• Work to complete:
State only the number of lines that contain the string "content".

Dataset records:
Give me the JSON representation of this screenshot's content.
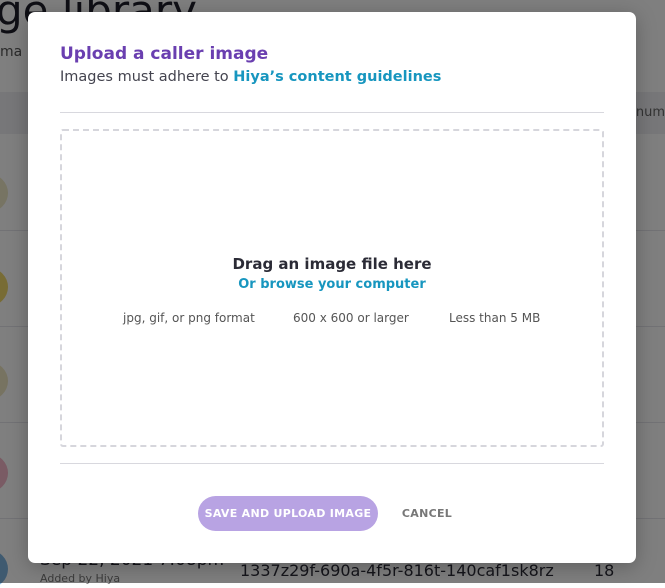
{
  "background": {
    "page_title": "ge library",
    "page_subtitle": "ma",
    "column_header": "e num",
    "last_row": {
      "date": "Sep 22, 2021 7:08pm",
      "added_by": "Added by Hiya",
      "id": "1337z29f-690a-4f5r-816t-140caf1sk8rz",
      "count": "18"
    },
    "avatar_colors": [
      "#efe9c6",
      "#f0d86a",
      "#efe7c2",
      "#f4b7c8",
      "#7fb4e0"
    ]
  },
  "modal": {
    "title": "Upload a caller image",
    "subtitle_prefix": "Images must adhere to ",
    "subtitle_link": "Hiya’s content guidelines",
    "dropzone": {
      "title": "Drag an image file here",
      "browse_link": "Or browse your computer",
      "requirements": [
        "jpg, gif, or png format",
        "600 x 600 or larger",
        "Less than 5 MB"
      ]
    },
    "buttons": {
      "save": "SAVE AND UPLOAD IMAGE",
      "cancel": "CANCEL"
    }
  },
  "colors": {
    "accent_purple": "#6a3fb0",
    "link_blue": "#1796bf",
    "save_button_disabled": "#b8a3e3"
  }
}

• Correct output:
2